WHAT YOU HAVE TO DO:
In this exercise, reproduce all the entries that follow exactly.

MATERIAL PROVIDED:
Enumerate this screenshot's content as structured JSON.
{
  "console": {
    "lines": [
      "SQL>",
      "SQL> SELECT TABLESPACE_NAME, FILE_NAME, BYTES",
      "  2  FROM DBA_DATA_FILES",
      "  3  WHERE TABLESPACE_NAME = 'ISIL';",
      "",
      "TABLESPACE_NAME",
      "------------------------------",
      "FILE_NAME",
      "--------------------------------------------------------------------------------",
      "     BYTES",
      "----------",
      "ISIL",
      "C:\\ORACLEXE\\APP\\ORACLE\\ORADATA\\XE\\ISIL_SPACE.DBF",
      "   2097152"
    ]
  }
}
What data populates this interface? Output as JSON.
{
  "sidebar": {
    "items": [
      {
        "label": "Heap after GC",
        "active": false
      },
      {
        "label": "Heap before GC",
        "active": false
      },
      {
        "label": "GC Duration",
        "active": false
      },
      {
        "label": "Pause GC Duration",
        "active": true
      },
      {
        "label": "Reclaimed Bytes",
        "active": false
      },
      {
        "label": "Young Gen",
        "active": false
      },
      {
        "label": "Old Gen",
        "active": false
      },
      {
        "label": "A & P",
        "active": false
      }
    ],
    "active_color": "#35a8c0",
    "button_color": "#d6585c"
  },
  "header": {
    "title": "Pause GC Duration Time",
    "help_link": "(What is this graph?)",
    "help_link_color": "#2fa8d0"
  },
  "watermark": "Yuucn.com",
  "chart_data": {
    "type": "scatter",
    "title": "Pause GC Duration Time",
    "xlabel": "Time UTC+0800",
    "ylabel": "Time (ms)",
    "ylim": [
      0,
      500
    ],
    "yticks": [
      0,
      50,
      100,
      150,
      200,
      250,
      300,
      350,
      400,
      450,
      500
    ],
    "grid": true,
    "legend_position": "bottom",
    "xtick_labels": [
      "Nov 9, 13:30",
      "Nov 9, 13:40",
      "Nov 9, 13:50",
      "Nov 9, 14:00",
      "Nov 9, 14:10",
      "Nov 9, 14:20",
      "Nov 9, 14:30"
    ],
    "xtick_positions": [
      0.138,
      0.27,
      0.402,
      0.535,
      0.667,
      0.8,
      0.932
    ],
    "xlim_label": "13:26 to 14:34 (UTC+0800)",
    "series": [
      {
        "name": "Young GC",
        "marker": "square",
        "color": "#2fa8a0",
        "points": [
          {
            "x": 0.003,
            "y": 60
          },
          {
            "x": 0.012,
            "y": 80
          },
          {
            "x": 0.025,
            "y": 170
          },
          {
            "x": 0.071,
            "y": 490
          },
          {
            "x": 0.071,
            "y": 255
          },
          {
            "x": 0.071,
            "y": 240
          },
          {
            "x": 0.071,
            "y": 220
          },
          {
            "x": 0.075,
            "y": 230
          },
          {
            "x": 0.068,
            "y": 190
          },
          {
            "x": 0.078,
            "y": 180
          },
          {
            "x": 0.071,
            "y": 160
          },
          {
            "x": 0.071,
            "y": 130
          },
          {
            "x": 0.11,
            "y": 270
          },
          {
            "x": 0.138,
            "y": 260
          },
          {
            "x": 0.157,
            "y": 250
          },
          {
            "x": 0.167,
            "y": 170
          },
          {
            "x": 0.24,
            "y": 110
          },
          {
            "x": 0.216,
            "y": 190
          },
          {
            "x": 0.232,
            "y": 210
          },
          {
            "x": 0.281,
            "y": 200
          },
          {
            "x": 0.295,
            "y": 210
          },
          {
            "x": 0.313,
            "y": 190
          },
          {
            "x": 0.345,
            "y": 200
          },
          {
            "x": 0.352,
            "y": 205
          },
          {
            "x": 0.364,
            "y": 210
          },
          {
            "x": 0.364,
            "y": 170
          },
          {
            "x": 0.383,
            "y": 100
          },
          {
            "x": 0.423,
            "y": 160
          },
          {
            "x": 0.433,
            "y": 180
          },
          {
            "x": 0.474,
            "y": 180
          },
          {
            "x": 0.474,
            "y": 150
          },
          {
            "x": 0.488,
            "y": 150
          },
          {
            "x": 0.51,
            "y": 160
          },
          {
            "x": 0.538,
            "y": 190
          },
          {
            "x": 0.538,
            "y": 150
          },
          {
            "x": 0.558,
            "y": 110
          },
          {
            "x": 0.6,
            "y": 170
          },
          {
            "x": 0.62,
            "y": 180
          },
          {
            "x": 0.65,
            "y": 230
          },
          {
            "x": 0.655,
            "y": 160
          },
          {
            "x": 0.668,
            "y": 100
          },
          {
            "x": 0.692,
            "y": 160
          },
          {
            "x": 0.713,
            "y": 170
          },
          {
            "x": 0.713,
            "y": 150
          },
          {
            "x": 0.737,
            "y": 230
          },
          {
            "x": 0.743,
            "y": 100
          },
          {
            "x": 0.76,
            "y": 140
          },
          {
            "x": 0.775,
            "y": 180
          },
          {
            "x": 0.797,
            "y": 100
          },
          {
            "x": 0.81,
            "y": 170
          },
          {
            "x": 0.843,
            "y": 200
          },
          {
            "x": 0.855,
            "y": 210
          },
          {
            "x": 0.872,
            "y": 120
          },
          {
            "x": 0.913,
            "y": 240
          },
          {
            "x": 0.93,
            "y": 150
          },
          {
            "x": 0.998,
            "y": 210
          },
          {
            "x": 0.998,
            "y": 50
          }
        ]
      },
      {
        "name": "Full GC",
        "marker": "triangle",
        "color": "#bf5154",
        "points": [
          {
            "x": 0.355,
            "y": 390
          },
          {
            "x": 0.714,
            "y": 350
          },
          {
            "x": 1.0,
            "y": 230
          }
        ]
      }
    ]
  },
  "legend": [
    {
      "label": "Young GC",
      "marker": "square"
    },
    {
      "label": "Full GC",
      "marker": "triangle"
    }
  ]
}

SOLUTION TO THE EXERCISE:
Enumerate this screenshot's content as structured JSON.
{
  "console": {
    "lines": [
      "SQL>",
      "SQL> SELECT TABLESPACE_NAME, FILE_NAME, BYTES",
      "  2  FROM DBA_DATA_FILES",
      "  3  WHERE TABLESPACE_NAME = 'ISIL';",
      "",
      "TABLESPACE_NAME",
      "------------------------------",
      "FILE_NAME",
      "--------------------------------------------------------------------------------",
      "     BYTES",
      "----------",
      "ISIL",
      "C:\\ORACLEXE\\APP\\ORACLE\\ORADATA\\XE\\ISIL_SPACE.DBF",
      "   2097152"
    ]
  }
}
What data populates this interface? Output as JSON.
{
  "sidebar": {
    "items": [
      {
        "label": "Heap after GC",
        "active": false
      },
      {
        "label": "Heap before GC",
        "active": false
      },
      {
        "label": "GC Duration",
        "active": false
      },
      {
        "label": "Pause GC Duration",
        "active": true
      },
      {
        "label": "Reclaimed Bytes",
        "active": false
      },
      {
        "label": "Young Gen",
        "active": false
      },
      {
        "label": "Old Gen",
        "active": false
      },
      {
        "label": "A & P",
        "active": false
      }
    ],
    "active_color": "#35a8c0",
    "button_color": "#d6585c"
  },
  "header": {
    "title": "Pause GC Duration Time",
    "help_link": "(What is this graph?)",
    "help_link_color": "#2fa8d0"
  },
  "watermark": "Yuucn.com",
  "chart_data": {
    "type": "scatter",
    "title": "Pause GC Duration Time",
    "xlabel": "Time UTC+0800",
    "ylabel": "Time (ms)",
    "ylim": [
      0,
      500
    ],
    "yticks": [
      0,
      50,
      100,
      150,
      200,
      250,
      300,
      350,
      400,
      450,
      500
    ],
    "grid": true,
    "legend_position": "bottom",
    "xtick_labels": [
      "Nov 9, 13:30",
      "Nov 9, 13:40",
      "Nov 9, 13:50",
      "Nov 9, 14:00",
      "Nov 9, 14:10",
      "Nov 9, 14:20",
      "Nov 9, 14:30"
    ],
    "xtick_positions": [
      0.138,
      0.27,
      0.402,
      0.535,
      0.667,
      0.8,
      0.932
    ],
    "xlim_label": "13:26 to 14:34 (UTC+0800)",
    "series": [
      {
        "name": "Young GC",
        "marker": "square",
        "color": "#2fa8a0",
        "points": [
          {
            "x": 0.003,
            "y": 60
          },
          {
            "x": 0.012,
            "y": 80
          },
          {
            "x": 0.025,
            "y": 170
          },
          {
            "x": 0.071,
            "y": 490
          },
          {
            "x": 0.071,
            "y": 255
          },
          {
            "x": 0.071,
            "y": 240
          },
          {
            "x": 0.071,
            "y": 220
          },
          {
            "x": 0.075,
            "y": 230
          },
          {
            "x": 0.068,
            "y": 190
          },
          {
            "x": 0.078,
            "y": 180
          },
          {
            "x": 0.071,
            "y": 160
          },
          {
            "x": 0.071,
            "y": 130
          },
          {
            "x": 0.11,
            "y": 270
          },
          {
            "x": 0.138,
            "y": 260
          },
          {
            "x": 0.157,
            "y": 250
          },
          {
            "x": 0.167,
            "y": 170
          },
          {
            "x": 0.24,
            "y": 110
          },
          {
            "x": 0.216,
            "y": 190
          },
          {
            "x": 0.232,
            "y": 210
          },
          {
            "x": 0.281,
            "y": 200
          },
          {
            "x": 0.295,
            "y": 210
          },
          {
            "x": 0.313,
            "y": 190
          },
          {
            "x": 0.345,
            "y": 200
          },
          {
            "x": 0.352,
            "y": 205
          },
          {
            "x": 0.364,
            "y": 210
          },
          {
            "x": 0.364,
            "y": 170
          },
          {
            "x": 0.383,
            "y": 100
          },
          {
            "x": 0.423,
            "y": 160
          },
          {
            "x": 0.433,
            "y": 180
          },
          {
            "x": 0.474,
            "y": 180
          },
          {
            "x": 0.474,
            "y": 150
          },
          {
            "x": 0.488,
            "y": 150
          },
          {
            "x": 0.51,
            "y": 160
          },
          {
            "x": 0.538,
            "y": 190
          },
          {
            "x": 0.538,
            "y": 150
          },
          {
            "x": 0.558,
            "y": 110
          },
          {
            "x": 0.6,
            "y": 170
          },
          {
            "x": 0.62,
            "y": 180
          },
          {
            "x": 0.65,
            "y": 230
          },
          {
            "x": 0.655,
            "y": 160
          },
          {
            "x": 0.668,
            "y": 100
          },
          {
            "x": 0.692,
            "y": 160
          },
          {
            "x": 0.713,
            "y": 170
          },
          {
            "x": 0.713,
            "y": 150
          },
          {
            "x": 0.737,
            "y": 230
          },
          {
            "x": 0.743,
            "y": 100
          },
          {
            "x": 0.76,
            "y": 140
          },
          {
            "x": 0.775,
            "y": 180
          },
          {
            "x": 0.797,
            "y": 100
          },
          {
            "x": 0.81,
            "y": 170
          },
          {
            "x": 0.843,
            "y": 200
          },
          {
            "x": 0.855,
            "y": 210
          },
          {
            "x": 0.872,
            "y": 120
          },
          {
            "x": 0.913,
            "y": 240
          },
          {
            "x": 0.93,
            "y": 150
          },
          {
            "x": 0.998,
            "y": 210
          },
          {
            "x": 0.998,
            "y": 50
          }
        ]
      },
      {
        "name": "Full GC",
        "marker": "triangle",
        "color": "#bf5154",
        "points": [
          {
            "x": 0.355,
            "y": 390
          },
          {
            "x": 0.714,
            "y": 350
          },
          {
            "x": 1.0,
            "y": 230
          }
        ]
      }
    ]
  },
  "legend": [
    {
      "label": "Young GC",
      "marker": "square"
    },
    {
      "label": "Full GC",
      "marker": "triangle"
    }
  ]
}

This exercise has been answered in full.